> **Task directions**: Return the records word for word. Any pictures in them are not part of the copy.

> **Provided data**:
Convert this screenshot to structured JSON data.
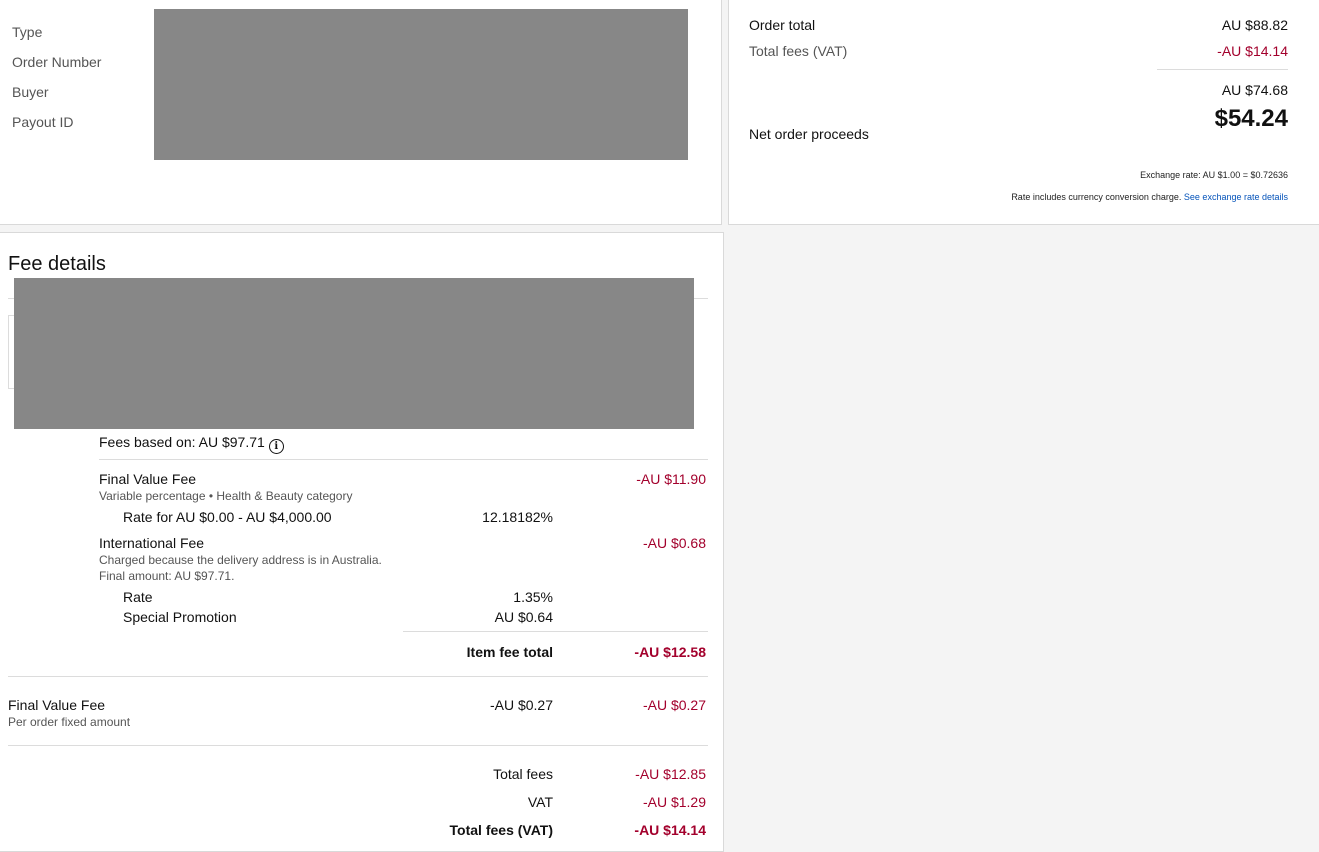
{
  "order_info": {
    "labels": [
      "Type",
      "Order Number",
      "Buyer",
      "Payout ID"
    ]
  },
  "summary": {
    "order_total_label": "Order total",
    "order_total_value": "AU $88.82",
    "total_fees_label": "Total fees (VAT)",
    "total_fees_value": "-AU $14.14",
    "subtotal_value": "AU $74.68",
    "net_label": "Net order proceeds",
    "net_value": "$54.24",
    "exchange_rate": "Exchange rate: AU $1.00 = $0.72636",
    "rate_note": "Rate includes currency conversion charge.",
    "rate_link": "See exchange rate details"
  },
  "fee_details": {
    "title": "Fee details",
    "fees_based_on": "Fees based on: AU $97.71",
    "info_icon": "info-icon",
    "fvf": {
      "title": "Final Value Fee",
      "sub": "Variable percentage • Health & Beauty category",
      "amount": "-AU $11.90",
      "rate_label": "Rate for AU $0.00 - AU $4,000.00",
      "rate_value": "12.18182%"
    },
    "intl": {
      "title": "International Fee",
      "sub1": "Charged because the delivery address is in Australia.",
      "sub2": "Final amount: AU $97.71.",
      "amount": "-AU $0.68",
      "rate_label": "Rate",
      "rate_value": "1.35%",
      "promo_label": "Special Promotion",
      "promo_value": "AU $0.64"
    },
    "item_fee_total_label": "Item fee total",
    "item_fee_total_value": "-AU $12.58",
    "fvf_fixed": {
      "title": "Final Value Fee",
      "sub": "Per order fixed amount",
      "mid": "-AU $0.27",
      "amount": "-AU $0.27"
    },
    "totals": {
      "total_fees_label": "Total fees",
      "total_fees_value": "-AU $12.85",
      "vat_label": "VAT",
      "vat_value": "-AU $1.29",
      "total_vat_label": "Total fees (VAT)",
      "total_vat_value": "-AU $14.14"
    }
  },
  "colors": {
    "negative": "#a3002c",
    "link": "#0654ba",
    "redaction": "#878787"
  }
}
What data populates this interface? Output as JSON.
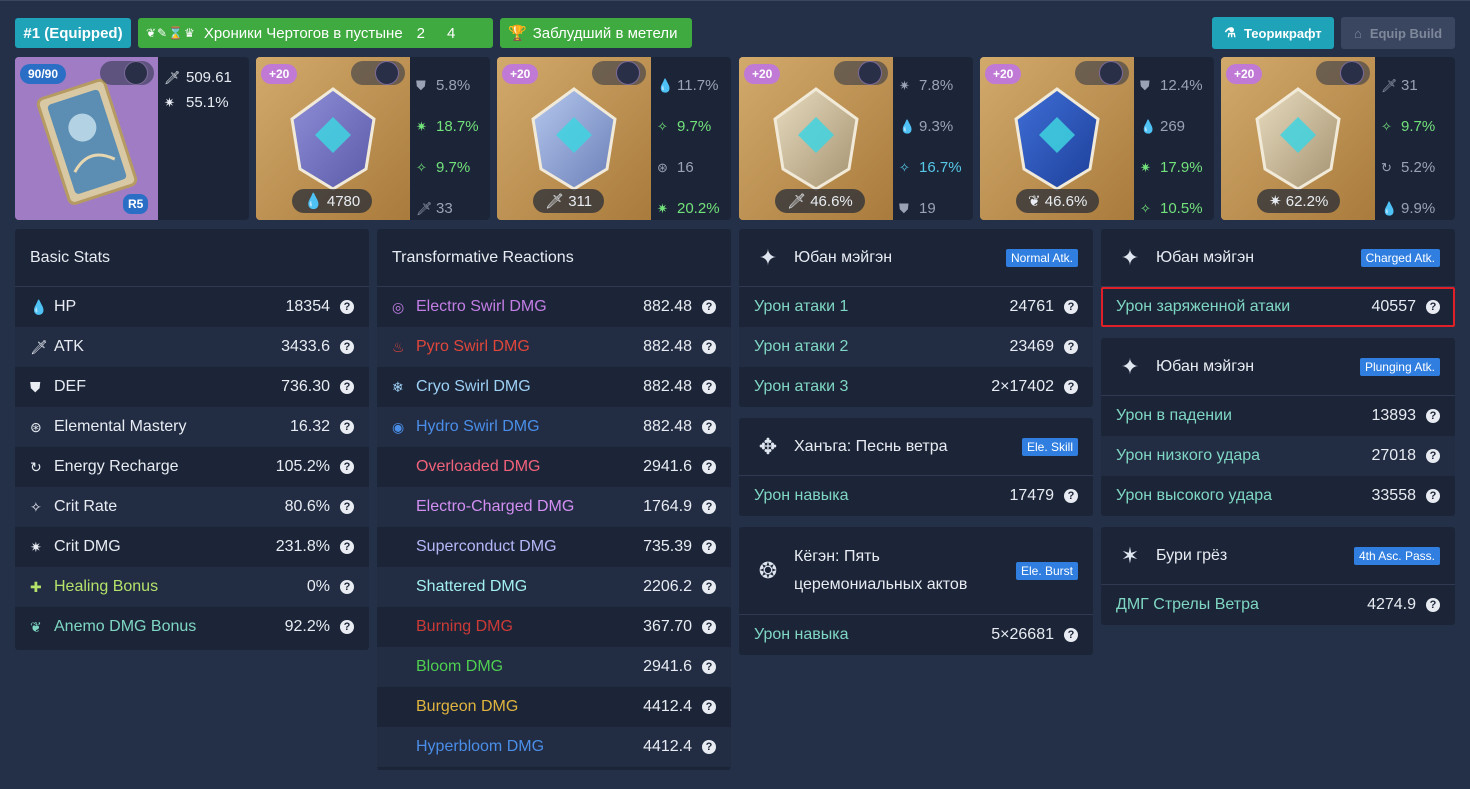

> **Output for this exercise**:
Convert this screenshot to structured JSON data.
{
  "order_info": {
    "labels": [
      "Type",
      "Order Number",
      "Buyer",
      "Payout ID"
    ]
  },
  "summary": {
    "order_total_label": "Order total",
    "order_total_value": "AU $88.82",
    "total_fees_label": "Total fees (VAT)",
    "total_fees_value": "-AU $14.14",
    "subtotal_value": "AU $74.68",
    "net_label": "Net order proceeds",
    "net_value": "$54.24",
    "exchange_rate": "Exchange rate: AU $1.00 = $0.72636",
    "rate_note": "Rate includes currency conversion charge.",
    "rate_link": "See exchange rate details"
  },
  "fee_details": {
    "title": "Fee details",
    "fees_based_on": "Fees based on: AU $97.71",
    "info_icon": "info-icon",
    "fvf": {
      "title": "Final Value Fee",
      "sub": "Variable percentage • Health & Beauty category",
      "amount": "-AU $11.90",
      "rate_label": "Rate for AU $0.00 - AU $4,000.00",
      "rate_value": "12.18182%"
    },
    "intl": {
      "title": "International Fee",
      "sub1": "Charged because the delivery address is in Australia.",
      "sub2": "Final amount: AU $97.71.",
      "amount": "-AU $0.68",
      "rate_label": "Rate",
      "rate_value": "1.35%",
      "promo_label": "Special Promotion",
      "promo_value": "AU $0.64"
    },
    "item_fee_total_label": "Item fee total",
    "item_fee_total_value": "-AU $12.58",
    "fvf_fixed": {
      "title": "Final Value Fee",
      "sub": "Per order fixed amount",
      "mid": "-AU $0.27",
      "amount": "-AU $0.27"
    },
    "totals": {
      "total_fees_label": "Total fees",
      "total_fees_value": "-AU $12.85",
      "vat_label": "VAT",
      "vat_value": "-AU $1.29",
      "total_vat_label": "Total fees (VAT)",
      "total_vat_value": "-AU $14.14"
    }
  },
  "colors": {
    "negative": "#a3002c",
    "link": "#0654ba",
    "redaction": "#878787"
  }
}
What data populates this interface? Output as JSON.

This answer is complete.